= Work to complete =
Retype the post about depression word for word, from "The past few" to "(F. Scott Fitzgerald)".

Please Stand By...
Monday, March 15, 2010 at 5:30PM ...we are experiencing technical difficulties.

Ed, my husband, in all his great wisdom this morning said, "It's like you're gay and in the closet. Except you're depressed and are afraid to tell anyone."
But how full of myself am I, that I'm not only a painter, but an artist, and a depressed one at that.
"I am very depressed and deeply disgusted with painting. It is really a continual torture." (Claude Monet)
The past few weeks have been exhausting on both myself and my family. I feel every bad thing in the whole world then nothing at all.
"I am in that temper that if I were under water I would scarcely kick to come to the top." (John Keats)
I slug around, moping and sleepy and can barely do a single thing in one day.
"Every act of life, from the morning toothbrush to the friend at dinner, became an effort. I hated the night when I couldn't sleep and I hated the day because it went toward night." (F. Scott Fitzgerald)

= Dataset extract =
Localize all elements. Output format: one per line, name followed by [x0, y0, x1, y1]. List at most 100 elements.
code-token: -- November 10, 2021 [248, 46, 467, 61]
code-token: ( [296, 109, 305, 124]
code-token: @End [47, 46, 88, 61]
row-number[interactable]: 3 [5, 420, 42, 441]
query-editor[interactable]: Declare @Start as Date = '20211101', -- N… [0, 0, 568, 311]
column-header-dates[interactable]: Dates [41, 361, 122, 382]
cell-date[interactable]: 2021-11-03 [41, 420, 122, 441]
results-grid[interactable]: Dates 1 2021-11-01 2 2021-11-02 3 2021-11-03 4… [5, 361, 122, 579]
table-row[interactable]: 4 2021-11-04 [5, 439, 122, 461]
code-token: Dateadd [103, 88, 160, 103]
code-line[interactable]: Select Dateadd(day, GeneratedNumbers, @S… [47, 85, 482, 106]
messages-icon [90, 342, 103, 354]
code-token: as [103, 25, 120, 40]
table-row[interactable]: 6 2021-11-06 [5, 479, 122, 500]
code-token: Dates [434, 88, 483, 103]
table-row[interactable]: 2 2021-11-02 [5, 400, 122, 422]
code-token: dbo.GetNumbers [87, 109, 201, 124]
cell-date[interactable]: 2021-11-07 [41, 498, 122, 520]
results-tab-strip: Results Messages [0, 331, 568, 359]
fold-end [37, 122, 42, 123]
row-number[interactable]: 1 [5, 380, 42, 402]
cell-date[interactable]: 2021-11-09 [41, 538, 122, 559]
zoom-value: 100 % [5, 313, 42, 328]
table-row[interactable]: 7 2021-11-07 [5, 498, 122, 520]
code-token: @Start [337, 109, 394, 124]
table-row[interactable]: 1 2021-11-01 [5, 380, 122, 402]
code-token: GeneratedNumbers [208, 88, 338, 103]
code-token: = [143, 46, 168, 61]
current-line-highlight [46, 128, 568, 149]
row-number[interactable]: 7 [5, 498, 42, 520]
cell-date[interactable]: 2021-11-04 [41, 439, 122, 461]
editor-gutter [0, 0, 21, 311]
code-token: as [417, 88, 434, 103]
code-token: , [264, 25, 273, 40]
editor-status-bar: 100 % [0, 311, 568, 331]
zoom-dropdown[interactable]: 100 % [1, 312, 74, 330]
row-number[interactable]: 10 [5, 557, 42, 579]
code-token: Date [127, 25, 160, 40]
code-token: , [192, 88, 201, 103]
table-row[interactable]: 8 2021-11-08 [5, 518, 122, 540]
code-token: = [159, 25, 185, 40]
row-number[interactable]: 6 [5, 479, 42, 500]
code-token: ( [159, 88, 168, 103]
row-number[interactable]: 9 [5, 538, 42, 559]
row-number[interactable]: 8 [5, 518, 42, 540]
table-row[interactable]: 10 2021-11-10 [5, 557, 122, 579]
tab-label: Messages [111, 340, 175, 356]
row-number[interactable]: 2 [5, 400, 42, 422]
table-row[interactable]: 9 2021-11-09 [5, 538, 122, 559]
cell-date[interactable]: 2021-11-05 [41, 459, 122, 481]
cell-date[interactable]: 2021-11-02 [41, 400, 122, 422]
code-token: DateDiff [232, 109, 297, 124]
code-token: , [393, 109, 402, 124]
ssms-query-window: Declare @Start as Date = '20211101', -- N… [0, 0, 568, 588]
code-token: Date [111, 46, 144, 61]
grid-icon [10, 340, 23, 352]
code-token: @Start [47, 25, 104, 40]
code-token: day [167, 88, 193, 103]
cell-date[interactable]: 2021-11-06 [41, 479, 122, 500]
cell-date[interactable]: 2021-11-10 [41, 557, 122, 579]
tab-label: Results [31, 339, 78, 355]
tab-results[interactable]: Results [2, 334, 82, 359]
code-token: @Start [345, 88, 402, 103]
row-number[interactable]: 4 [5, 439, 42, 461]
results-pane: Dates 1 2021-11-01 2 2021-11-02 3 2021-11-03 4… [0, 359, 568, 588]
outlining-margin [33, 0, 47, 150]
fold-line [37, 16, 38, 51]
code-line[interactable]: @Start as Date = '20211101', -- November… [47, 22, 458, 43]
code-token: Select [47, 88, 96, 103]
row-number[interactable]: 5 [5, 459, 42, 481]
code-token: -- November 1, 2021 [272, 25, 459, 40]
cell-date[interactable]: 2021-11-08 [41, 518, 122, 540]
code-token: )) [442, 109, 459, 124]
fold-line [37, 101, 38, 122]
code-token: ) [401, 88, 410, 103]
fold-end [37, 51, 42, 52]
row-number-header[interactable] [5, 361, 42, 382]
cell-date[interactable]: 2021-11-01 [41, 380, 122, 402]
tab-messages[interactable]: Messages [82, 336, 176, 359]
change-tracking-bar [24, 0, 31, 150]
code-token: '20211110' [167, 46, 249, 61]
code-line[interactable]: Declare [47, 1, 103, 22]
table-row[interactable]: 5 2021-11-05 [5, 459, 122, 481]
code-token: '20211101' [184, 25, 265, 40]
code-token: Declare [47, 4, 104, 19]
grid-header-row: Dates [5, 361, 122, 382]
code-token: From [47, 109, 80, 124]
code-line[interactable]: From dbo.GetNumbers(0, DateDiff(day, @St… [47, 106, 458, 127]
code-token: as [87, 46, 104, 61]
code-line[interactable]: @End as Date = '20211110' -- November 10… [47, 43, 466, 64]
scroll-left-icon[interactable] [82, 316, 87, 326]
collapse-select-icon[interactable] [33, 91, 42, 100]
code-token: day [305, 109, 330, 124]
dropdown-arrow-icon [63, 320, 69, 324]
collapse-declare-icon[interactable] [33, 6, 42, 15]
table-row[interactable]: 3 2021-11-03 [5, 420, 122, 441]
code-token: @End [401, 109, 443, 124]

= Result for this exercise =
The past few weeks have been exhausting on both myself and my family. I feel every bad thing in the whole world then nothing at all.
"I am in that temper that if I were under water I would scarcely kick to come to the top." (John Keats)
I slug around, moping and sleepy and can barely do a single thing in one day.
"Every act of life, from the morning toothbrush to the friend at dinner, became an effort. I hated the night when I couldn't sleep and I hated the day because it went toward night." (F. Scott Fitzgerald)